● Exercise task
Bring together all lines of the material below that contain the string "disease".

● Input material
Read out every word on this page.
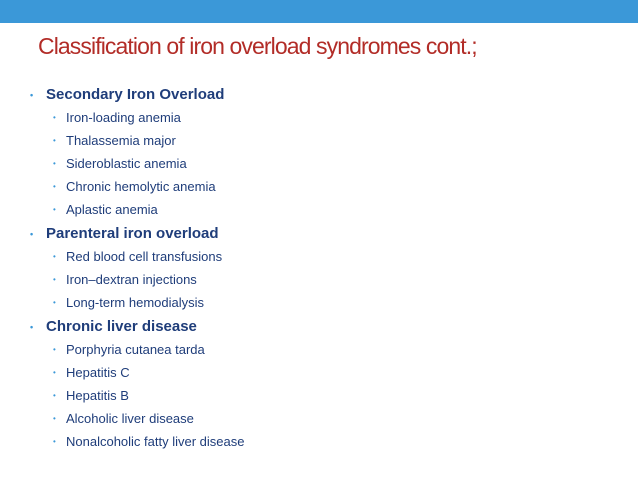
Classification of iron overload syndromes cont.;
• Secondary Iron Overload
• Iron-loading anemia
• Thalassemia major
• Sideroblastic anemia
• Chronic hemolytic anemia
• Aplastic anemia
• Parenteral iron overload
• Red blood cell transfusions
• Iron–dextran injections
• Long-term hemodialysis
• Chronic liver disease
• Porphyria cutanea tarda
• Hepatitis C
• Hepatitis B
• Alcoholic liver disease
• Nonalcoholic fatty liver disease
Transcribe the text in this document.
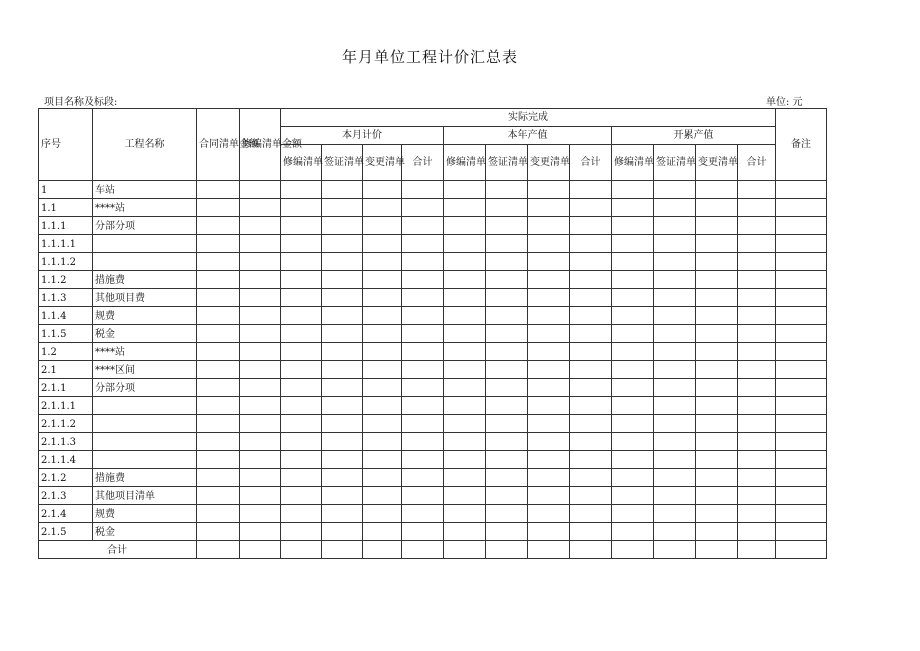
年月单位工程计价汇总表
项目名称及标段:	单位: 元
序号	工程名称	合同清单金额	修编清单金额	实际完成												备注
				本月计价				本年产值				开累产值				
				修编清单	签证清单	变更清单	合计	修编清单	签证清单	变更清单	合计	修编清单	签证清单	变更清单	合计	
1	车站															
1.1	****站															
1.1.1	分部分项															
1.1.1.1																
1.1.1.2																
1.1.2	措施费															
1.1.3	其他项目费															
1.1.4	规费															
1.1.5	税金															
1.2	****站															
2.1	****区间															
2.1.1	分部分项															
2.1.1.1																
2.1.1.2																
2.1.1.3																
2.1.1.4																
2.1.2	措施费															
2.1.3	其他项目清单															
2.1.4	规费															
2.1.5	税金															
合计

● Problem solution
• Chronic liver disease
• Alcoholic liver disease
• Nonalcoholic fatty liver disease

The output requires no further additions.